>> BEGIN SUPPLIED RECORDS

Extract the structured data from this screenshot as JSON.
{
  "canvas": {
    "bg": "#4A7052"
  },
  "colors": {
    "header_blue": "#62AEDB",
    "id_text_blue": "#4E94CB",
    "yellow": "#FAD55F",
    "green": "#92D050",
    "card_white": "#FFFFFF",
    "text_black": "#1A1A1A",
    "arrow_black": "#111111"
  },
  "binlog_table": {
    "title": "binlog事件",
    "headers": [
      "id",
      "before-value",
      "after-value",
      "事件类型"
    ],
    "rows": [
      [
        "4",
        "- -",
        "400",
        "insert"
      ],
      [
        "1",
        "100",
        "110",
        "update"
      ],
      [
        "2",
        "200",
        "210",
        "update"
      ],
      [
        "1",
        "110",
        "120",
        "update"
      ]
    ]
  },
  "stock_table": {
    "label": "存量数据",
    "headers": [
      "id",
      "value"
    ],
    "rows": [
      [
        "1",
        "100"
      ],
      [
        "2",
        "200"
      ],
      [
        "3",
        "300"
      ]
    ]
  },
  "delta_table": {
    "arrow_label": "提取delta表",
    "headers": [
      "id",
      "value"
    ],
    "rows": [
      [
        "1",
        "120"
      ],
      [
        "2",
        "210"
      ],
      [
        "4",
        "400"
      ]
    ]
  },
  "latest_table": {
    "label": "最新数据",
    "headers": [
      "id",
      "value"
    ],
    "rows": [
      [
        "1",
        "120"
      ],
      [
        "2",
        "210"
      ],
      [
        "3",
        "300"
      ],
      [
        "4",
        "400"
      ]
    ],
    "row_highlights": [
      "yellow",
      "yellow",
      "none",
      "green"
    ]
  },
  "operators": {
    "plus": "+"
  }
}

>> END SUPPLIED RECORDS

**INSTRUCTION:** Your task is to reproduce all of the records exactly.

**ANSWER TO THIS PROBLEM:**
Extract the structured data from this screenshot as JSON.
{
  "canvas": {
    "bg": "#4A7052"
  },
  "colors": {
    "header_blue": "#62AEDB",
    "id_text_blue": "#4E94CB",
    "yellow": "#FAD55F",
    "green": "#92D050",
    "card_white": "#FFFFFF",
    "text_black": "#1A1A1A",
    "arrow_black": "#111111"
  },
  "binlog_table": {
    "title": "binlog事件",
    "headers": [
      "id",
      "before-value",
      "after-value",
      "事件类型"
    ],
    "rows": [
      [
        "4",
        "- -",
        "400",
        "insert"
      ],
      [
        "1",
        "100",
        "110",
        "update"
      ],
      [
        "2",
        "200",
        "210",
        "update"
      ],
      [
        "1",
        "110",
        "120",
        "update"
      ]
    ]
  },
  "stock_table": {
    "label": "存量数据",
    "headers": [
      "id",
      "value"
    ],
    "rows": [
      [
        "1",
        "100"
      ],
      [
        "2",
        "200"
      ],
      [
        "3",
        "300"
      ]
    ]
  },
  "delta_table": {
    "arrow_label": "提取delta表",
    "headers": [
      "id",
      "value"
    ],
    "rows": [
      [
        "1",
        "120"
      ],
      [
        "2",
        "210"
      ],
      [
        "4",
        "400"
      ]
    ]
  },
  "latest_table": {
    "label": "最新数据",
    "headers": [
      "id",
      "value"
    ],
    "rows": [
      [
        "1",
        "120"
      ],
      [
        "2",
        "210"
      ],
      [
        "3",
        "300"
      ],
      [
        "4",
        "400"
      ]
    ],
    "row_highlights": [
      "yellow",
      "yellow",
      "none",
      "green"
    ]
  },
  "operators": {
    "plus": "+"
  }
}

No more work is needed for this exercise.